#### Direction
Look through the lines below and state how many hold the word "организации". Write only the number.

[Stored records]

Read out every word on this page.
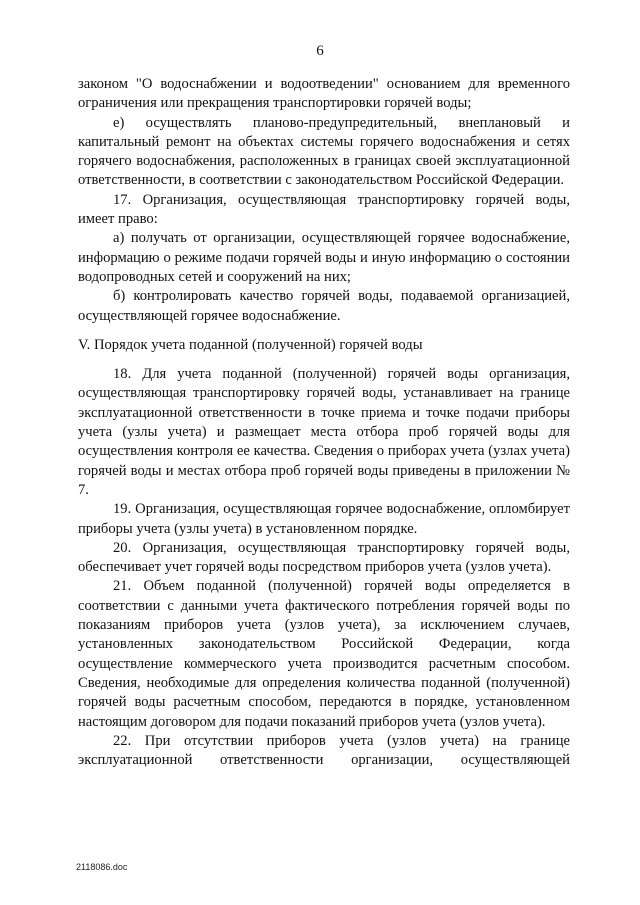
6

законом "О водоснабжении и водоотведении" основанием для временного ограничения или прекращения транспортировки горячей воды;

е) осуществлять планово-предупредительный, внеплановый и капитальный ремонт на объектах системы горячего водоснабжения и сетях горячего водоснабжения, расположенных в границах своей эксплуатационной ответственности, в соответствии с законодательством Российской Федерации.

17. Организация, осуществляющая транспортировку горячей воды, имеет право:

а) получать от организации, осуществляющей горячее водоснабжение, информацию о режиме подачи горячей воды и иную информацию о состоянии водопроводных сетей и сооружений на них;

б) контролировать качество горячей воды, подаваемой организацией, осуществляющей горячее водоснабжение.

V. Порядок учета поданной (полученной) горячей воды

18. Для учета поданной (полученной) горячей воды организация, осуществляющая транспортировку горячей воды, устанавливает на границе эксплуатационной ответственности в точке приема и точке подачи приборы учета (узлы учета) и размещает места отбора проб горячей воды для осуществления контроля ее качества. Сведения о приборах учета (узлах учета) горячей воды и местах отбора проб горячей воды приведены в приложении № 7.

19. Организация, осуществляющая горячее водоснабжение, опломбирует приборы учета (узлы учета) в установленном порядке.

20. Организация, осуществляющая транспортировку горячей воды, обеспечивает учет горячей воды посредством приборов учета (узлов учета).

21. Объем поданной (полученной) горячей воды определяется в соответствии с данными учета фактического потребления горячей воды по показаниям приборов учета (узлов учета), за исключением случаев, установленных законодательством Российской Федерации, когда осуществление коммерческого учета производится расчетным способом. Сведения, необходимые для определения количества поданной (полученной) горячей воды расчетным способом, передаются в порядке, установленном настоящим договором для подачи показаний приборов учета (узлов учета).

22. При отсутствии приборов учета (узлов учета) на границе эксплуатационной ответственности организации, осуществляющей

2118086.doc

#### Exercise output
2